Required task:
Find each line in the following listing that has the string "много", then state the count and nothing else.

Task input:

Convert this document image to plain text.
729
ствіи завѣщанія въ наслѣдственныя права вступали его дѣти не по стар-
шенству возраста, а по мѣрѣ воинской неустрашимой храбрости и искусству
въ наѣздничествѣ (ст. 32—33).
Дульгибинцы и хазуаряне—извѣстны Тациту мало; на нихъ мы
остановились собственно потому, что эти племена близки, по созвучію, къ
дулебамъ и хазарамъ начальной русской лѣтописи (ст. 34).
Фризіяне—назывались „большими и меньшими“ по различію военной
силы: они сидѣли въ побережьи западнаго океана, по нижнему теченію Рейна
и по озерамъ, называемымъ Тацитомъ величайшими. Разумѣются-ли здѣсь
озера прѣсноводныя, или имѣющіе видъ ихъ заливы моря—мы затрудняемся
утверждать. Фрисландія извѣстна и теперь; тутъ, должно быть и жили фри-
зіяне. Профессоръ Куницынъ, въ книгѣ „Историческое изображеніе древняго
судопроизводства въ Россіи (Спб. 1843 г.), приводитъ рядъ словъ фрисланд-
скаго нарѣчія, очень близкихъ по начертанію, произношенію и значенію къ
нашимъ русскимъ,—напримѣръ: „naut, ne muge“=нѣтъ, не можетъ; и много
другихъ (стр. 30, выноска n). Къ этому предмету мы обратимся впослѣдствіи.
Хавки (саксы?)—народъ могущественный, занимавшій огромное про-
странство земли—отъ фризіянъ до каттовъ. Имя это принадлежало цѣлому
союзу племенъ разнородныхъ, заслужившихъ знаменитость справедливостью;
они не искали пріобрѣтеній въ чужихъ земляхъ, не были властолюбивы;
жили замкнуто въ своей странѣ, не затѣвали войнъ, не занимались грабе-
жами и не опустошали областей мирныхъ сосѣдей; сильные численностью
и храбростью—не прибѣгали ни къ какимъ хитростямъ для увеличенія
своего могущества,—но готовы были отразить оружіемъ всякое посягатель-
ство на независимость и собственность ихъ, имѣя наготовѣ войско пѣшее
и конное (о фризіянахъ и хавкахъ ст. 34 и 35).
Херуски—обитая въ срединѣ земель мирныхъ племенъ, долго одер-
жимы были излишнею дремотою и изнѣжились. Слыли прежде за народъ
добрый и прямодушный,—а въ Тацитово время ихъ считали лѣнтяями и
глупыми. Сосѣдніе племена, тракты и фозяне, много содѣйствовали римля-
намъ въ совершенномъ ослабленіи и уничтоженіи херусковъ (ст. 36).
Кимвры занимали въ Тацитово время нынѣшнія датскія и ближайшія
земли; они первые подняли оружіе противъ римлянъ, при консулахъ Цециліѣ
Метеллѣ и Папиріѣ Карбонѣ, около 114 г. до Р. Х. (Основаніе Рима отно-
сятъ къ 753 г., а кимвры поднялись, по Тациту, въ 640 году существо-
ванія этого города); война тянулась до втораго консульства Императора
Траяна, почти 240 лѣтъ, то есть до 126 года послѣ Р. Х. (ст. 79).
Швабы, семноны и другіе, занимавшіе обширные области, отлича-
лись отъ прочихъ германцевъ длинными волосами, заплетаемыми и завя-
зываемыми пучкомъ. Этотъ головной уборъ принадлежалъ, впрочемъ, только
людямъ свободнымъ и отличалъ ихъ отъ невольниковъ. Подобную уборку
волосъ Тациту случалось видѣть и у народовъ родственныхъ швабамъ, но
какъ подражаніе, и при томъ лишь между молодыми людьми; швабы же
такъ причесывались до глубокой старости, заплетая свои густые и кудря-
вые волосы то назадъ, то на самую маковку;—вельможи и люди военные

Output below:
2